Bounding box annotations:
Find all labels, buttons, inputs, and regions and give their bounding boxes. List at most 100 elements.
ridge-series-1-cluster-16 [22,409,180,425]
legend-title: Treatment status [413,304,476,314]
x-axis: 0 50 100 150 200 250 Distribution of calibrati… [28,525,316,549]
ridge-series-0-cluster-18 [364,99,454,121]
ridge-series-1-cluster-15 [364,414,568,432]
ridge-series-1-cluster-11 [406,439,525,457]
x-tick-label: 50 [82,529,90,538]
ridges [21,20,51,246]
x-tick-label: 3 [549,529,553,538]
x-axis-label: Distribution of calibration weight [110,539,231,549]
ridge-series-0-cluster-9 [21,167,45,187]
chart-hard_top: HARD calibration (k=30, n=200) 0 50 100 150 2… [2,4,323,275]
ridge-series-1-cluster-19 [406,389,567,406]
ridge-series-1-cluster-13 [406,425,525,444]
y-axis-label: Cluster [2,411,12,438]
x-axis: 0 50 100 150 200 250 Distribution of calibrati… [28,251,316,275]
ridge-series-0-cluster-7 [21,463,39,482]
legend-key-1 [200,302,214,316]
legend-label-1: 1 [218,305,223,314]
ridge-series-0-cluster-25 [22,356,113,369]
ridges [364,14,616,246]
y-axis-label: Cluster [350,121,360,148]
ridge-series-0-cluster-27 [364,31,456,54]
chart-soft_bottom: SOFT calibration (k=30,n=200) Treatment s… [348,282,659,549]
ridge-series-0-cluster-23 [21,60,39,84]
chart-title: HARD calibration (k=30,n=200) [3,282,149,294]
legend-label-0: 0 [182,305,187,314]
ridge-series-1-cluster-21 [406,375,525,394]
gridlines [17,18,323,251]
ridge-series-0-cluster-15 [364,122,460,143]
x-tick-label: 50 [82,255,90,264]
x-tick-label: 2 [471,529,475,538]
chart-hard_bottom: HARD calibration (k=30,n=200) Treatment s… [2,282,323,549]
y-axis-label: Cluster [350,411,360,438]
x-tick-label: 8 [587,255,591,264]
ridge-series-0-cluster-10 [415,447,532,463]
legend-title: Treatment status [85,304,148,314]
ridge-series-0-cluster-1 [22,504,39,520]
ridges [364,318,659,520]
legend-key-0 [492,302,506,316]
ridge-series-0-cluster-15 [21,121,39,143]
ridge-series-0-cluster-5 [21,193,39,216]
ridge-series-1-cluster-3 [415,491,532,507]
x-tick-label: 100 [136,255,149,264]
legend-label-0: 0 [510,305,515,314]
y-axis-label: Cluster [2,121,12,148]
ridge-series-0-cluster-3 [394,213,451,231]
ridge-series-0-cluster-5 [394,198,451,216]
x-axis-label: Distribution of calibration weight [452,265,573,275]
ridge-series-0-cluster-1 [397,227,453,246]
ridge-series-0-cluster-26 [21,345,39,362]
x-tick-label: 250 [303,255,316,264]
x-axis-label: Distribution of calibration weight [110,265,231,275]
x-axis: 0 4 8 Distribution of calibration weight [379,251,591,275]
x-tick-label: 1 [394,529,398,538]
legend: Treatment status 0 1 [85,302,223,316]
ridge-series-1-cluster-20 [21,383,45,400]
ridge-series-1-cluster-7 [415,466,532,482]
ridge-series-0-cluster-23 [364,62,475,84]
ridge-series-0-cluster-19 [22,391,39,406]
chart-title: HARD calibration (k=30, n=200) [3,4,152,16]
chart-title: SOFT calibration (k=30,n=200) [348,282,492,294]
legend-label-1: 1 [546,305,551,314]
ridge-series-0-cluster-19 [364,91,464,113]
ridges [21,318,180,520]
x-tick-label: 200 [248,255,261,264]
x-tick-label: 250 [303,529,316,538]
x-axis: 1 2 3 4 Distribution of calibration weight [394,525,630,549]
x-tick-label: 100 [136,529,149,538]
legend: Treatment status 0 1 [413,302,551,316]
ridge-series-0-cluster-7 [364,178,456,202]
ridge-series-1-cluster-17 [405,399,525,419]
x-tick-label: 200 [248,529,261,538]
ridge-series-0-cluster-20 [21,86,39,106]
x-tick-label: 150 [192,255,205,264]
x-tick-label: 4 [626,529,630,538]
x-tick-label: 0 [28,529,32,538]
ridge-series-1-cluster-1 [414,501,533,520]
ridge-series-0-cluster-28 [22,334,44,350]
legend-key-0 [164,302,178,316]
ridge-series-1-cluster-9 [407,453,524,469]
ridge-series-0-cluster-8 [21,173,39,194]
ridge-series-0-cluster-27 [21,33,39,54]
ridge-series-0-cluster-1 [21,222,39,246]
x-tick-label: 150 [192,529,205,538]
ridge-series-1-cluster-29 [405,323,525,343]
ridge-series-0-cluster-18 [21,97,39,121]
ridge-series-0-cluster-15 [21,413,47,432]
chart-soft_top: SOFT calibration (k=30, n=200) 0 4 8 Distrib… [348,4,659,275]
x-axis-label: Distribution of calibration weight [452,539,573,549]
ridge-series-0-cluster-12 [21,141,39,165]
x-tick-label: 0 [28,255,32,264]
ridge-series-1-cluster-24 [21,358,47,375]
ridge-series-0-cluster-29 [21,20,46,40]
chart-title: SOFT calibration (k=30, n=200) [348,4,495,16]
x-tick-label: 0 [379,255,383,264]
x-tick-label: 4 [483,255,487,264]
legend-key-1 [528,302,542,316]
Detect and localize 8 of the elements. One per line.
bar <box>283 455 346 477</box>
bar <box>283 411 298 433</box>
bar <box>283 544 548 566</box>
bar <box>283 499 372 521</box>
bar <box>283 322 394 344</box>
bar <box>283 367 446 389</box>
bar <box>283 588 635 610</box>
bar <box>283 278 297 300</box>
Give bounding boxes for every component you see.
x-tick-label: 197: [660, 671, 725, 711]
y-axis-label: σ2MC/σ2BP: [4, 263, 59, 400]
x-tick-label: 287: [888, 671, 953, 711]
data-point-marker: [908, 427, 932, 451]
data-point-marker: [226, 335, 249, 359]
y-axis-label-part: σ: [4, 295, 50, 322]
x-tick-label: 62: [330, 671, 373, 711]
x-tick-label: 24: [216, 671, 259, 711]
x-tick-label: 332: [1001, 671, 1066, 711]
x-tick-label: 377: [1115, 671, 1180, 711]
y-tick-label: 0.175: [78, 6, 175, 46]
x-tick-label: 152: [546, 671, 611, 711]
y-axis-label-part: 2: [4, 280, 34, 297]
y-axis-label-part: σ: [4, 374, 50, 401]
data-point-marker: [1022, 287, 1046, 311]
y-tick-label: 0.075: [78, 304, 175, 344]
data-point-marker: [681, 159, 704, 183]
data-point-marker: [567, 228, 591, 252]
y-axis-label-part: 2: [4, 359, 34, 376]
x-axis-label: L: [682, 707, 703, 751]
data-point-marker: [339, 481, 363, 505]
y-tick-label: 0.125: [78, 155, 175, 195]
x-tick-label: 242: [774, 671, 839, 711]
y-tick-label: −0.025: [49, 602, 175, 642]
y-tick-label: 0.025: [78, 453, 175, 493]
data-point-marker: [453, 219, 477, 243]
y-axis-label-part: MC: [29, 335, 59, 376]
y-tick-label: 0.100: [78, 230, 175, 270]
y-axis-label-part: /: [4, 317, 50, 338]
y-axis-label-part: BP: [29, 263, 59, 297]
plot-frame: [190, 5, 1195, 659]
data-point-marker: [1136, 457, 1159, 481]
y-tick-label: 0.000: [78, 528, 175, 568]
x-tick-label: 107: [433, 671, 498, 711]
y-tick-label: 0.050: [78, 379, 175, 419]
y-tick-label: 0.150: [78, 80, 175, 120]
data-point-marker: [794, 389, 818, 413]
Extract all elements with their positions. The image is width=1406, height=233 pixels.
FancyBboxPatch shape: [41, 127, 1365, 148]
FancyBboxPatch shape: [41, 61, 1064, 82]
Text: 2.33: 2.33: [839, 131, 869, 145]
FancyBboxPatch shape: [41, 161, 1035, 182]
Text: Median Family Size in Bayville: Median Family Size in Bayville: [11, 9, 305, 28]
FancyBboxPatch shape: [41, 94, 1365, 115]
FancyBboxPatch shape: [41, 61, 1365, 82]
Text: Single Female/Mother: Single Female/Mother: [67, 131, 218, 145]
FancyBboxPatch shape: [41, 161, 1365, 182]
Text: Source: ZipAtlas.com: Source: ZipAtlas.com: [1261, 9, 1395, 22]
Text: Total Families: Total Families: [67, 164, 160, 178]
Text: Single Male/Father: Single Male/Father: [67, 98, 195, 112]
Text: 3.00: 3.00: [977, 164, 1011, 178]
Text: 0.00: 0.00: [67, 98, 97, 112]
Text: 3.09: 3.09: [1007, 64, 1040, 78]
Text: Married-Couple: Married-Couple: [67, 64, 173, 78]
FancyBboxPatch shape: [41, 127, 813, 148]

* [Requirement]:
Rewrite the records as a JSON list of strings, one string per line, with blank lines left out. Start at the first line of the records and end at the line that contains "legend-label-0: 0 [510,305,515,314]".

* [Answer to this problem]:
[
  "Find all labels, buttons, inputs, and regions and give their bounding boxes. List at most 100 elements.",
  "ridge-series-1-cluster-16 [22,409,180,425]",
  "legend-title: Treatment status [413,304,476,314]",
  "x-axis: 0 50 100 150 200 250 Distribution of calibrati… [28,525,316,549]",
  "ridge-series-0-cluster-18 [364,99,454,121]",
  "ridge-series-1-cluster-15 [364,414,568,432]",
  "ridge-series-1-cluster-11 [406,439,525,457]",
  "x-tick-label: 50 [82,529,90,538]",
  "ridges [21,20,51,246]",
  "x-tick-label: 3 [549,529,553,538]",
  "x-axis-label: Distribution of calibration weight [110,539,231,549]",
  "ridge-series-0-cluster-9 [21,167,45,187]",
  "chart-hard_top: HARD calibration (k=30, n=200) 0 50 100 150 2… [2,4,323,275]",
  "ridge-series-1-cluster-19 [406,389,567,406]",
  "ridge-series-1-cluster-13 [406,425,525,444]",
  "y-axis-label: Cluster [2,411,12,438]",
  "x-axis: 0 50 100 150 200 250 Distribution of calibrati… [28,251,316,275]",
  "ridge-series-0-cluster-7 [21,463,39,482]",
  "legend-key-1 [200,302,214,316]",
  "legend-label-1: 1 [218,305,223,314]",
  "ridge-series-0-cluster-25 [22,356,113,369]",
  "ridges [364,14,616,246]",
  "y-axis-label: Cluster [350,121,360,148]",
  "ridge-series-0-cluster-27 [364,31,456,54]",
  "chart-soft_bottom: SOFT calibration (k=30,n=200) Treatment s… [348,282,659,549]",
  "ridge-series-0-cluster-23 [21,60,39,84]",
  "chart-title: HARD calibration (k=30,n=200) [3,282,149,294]",
  "legend-label-0: 0 [182,305,187,314]",
  "ridge-series-1-cluster-21 [406,375,525,394]",
  "gridlines [17,18,323,251]",
  "ridge-series-0-cluster-15 [364,122,460,143]",
  "x-tick-label: 50 [82,255,90,264]",
  "x-tick-label: 2 [471,529,475,538]",
  "chart-hard_bottom: HARD calibration (k=30,n=200) Treatment s… [2,282,323,549]",
  "y-axis-label: Cluster [350,411,360,438]",
  "x-tick-label: 8 [587,255,591,264]",
  "ridge-series-0-cluster-10 [415,447,532,463]",
  "legend-title: Treatment status [85,304,148,314]",
  "ridge-series-0-cluster-1 [22,504,39,520]",
  "ridges [364,318,659,520]",
  "legend-key-0 [492,302,506,316]",
  "ridge-series-0-cluster-15 [21,121,39,143]",
  "ridge-series-0-cluster-5 [21,193,39,216]",
  "ridge-series-1-cluster-3 [415,491,532,507]",
  "x-tick-label: 100 [136,255,149,264]",
  "legend-label-0: 0 [510,305,515,314]"
]